[Request]
Identify all lines in the listing that include the word "Automotive", and copy them out.

[Given data]
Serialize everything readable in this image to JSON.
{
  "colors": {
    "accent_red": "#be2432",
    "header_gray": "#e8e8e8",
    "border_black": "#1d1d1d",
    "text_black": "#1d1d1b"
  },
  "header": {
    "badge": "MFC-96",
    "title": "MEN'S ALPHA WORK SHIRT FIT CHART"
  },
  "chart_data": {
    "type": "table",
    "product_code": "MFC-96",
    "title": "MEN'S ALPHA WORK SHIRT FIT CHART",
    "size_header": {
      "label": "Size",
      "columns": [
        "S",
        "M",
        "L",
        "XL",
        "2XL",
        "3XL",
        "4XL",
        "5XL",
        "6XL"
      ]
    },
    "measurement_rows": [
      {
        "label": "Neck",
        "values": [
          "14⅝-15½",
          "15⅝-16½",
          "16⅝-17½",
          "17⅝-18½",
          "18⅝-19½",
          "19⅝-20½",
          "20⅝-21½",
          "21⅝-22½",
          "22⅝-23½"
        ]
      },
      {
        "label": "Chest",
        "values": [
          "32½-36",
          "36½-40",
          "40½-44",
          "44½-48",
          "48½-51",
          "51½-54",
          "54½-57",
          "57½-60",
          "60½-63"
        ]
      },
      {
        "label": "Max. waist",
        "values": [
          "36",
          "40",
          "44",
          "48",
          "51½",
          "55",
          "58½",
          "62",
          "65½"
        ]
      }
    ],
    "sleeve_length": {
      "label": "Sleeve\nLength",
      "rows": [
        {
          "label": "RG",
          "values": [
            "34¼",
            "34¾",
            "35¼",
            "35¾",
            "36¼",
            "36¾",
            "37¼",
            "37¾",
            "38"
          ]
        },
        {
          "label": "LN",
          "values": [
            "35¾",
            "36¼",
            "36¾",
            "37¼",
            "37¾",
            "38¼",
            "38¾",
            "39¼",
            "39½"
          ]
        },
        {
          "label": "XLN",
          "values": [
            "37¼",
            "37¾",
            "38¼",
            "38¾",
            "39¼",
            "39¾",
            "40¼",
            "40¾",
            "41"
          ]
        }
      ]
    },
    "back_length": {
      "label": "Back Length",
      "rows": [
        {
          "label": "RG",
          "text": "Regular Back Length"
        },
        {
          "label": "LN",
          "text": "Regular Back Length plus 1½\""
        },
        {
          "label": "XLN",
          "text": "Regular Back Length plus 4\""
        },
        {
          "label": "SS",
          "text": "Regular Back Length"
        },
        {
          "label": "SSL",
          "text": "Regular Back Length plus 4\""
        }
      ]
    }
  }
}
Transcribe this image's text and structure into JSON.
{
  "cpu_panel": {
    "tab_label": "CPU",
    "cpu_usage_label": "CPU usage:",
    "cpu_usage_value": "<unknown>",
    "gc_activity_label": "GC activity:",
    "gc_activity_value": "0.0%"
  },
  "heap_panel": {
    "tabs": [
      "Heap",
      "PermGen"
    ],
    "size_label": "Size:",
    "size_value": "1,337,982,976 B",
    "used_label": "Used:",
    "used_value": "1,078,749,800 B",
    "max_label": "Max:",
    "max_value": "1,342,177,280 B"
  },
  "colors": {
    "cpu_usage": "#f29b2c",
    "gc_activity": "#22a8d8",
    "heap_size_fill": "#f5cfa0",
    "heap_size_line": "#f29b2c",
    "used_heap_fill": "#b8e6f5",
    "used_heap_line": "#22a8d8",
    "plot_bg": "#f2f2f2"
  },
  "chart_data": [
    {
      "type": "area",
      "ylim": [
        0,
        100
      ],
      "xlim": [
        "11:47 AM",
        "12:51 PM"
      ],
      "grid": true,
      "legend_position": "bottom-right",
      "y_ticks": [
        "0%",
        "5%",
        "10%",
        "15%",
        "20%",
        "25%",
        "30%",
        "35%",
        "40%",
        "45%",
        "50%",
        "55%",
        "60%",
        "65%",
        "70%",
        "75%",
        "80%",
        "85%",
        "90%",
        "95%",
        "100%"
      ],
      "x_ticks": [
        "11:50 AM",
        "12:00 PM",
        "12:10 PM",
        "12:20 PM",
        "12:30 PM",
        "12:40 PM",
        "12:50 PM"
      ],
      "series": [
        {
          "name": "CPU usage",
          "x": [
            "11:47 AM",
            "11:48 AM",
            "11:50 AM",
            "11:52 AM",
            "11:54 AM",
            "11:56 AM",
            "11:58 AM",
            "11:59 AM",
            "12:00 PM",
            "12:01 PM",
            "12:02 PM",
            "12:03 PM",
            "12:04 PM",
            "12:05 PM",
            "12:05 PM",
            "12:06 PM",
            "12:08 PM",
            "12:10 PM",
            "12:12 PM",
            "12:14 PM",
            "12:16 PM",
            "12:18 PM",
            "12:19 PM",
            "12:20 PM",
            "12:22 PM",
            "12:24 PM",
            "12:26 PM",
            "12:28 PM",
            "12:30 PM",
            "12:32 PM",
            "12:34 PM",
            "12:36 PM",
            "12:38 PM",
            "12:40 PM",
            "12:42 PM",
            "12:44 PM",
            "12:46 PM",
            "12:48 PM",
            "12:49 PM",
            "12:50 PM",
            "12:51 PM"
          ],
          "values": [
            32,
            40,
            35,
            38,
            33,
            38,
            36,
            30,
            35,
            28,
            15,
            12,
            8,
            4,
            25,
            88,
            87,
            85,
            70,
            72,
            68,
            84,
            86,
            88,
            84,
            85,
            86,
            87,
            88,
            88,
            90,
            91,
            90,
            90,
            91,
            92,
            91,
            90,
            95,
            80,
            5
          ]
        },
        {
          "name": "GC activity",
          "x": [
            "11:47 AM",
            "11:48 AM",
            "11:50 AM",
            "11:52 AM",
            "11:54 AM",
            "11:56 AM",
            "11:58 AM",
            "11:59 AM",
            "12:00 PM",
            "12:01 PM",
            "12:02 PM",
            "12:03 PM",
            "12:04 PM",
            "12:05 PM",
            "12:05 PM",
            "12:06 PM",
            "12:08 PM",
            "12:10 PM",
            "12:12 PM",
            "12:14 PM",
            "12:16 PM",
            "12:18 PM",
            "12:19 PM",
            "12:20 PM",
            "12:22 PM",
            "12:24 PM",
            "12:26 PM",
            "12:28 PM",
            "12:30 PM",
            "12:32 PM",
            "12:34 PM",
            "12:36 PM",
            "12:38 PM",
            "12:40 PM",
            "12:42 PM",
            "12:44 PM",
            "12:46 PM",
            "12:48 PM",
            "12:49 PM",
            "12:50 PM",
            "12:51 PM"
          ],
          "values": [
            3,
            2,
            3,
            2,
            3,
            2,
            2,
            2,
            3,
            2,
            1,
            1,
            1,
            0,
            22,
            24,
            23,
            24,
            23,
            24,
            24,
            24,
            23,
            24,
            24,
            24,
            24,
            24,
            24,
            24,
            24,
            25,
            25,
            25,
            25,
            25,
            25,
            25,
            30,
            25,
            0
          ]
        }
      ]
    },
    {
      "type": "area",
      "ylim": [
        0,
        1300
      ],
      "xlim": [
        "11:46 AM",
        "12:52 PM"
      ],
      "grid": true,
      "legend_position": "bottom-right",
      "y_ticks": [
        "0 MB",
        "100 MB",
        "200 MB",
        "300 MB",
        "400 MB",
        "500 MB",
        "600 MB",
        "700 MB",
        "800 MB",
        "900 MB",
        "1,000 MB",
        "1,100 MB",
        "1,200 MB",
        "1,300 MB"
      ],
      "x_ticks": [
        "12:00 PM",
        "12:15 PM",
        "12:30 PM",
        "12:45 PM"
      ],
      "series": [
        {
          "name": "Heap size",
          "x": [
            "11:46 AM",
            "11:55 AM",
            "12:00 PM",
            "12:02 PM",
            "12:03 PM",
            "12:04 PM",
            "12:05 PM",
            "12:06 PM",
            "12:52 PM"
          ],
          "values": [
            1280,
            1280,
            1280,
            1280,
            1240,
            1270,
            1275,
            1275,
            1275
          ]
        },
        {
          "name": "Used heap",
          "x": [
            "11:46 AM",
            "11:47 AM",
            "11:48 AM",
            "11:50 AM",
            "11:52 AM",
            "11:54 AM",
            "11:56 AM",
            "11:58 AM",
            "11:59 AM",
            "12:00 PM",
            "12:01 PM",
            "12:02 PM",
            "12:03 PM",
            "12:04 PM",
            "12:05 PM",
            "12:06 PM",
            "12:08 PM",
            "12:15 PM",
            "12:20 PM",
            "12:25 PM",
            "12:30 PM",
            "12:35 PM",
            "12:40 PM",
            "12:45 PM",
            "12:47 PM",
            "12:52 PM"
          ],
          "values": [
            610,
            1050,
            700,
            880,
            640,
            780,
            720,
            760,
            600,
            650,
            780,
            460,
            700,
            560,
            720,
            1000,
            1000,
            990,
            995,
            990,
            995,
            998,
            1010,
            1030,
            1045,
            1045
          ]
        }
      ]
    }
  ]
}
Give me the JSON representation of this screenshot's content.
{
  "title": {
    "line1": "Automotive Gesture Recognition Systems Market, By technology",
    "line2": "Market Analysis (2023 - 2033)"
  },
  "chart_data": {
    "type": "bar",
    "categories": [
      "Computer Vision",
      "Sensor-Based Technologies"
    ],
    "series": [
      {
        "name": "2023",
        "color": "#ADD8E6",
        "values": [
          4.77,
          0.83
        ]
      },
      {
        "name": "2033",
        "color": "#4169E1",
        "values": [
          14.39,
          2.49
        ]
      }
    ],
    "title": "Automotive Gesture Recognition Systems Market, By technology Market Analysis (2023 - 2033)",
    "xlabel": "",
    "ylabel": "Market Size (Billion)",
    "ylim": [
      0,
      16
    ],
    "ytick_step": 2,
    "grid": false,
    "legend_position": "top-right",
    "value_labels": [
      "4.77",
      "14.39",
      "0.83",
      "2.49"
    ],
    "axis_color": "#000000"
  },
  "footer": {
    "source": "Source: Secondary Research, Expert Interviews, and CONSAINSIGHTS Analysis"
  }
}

[Answer to the problem]
    "line1": "Automotive Gesture Recognition Systems Market, By technology",
    "title": "Automotive Gesture Recognition Systems Market, By technology Market Analysis (2023 - 2033)",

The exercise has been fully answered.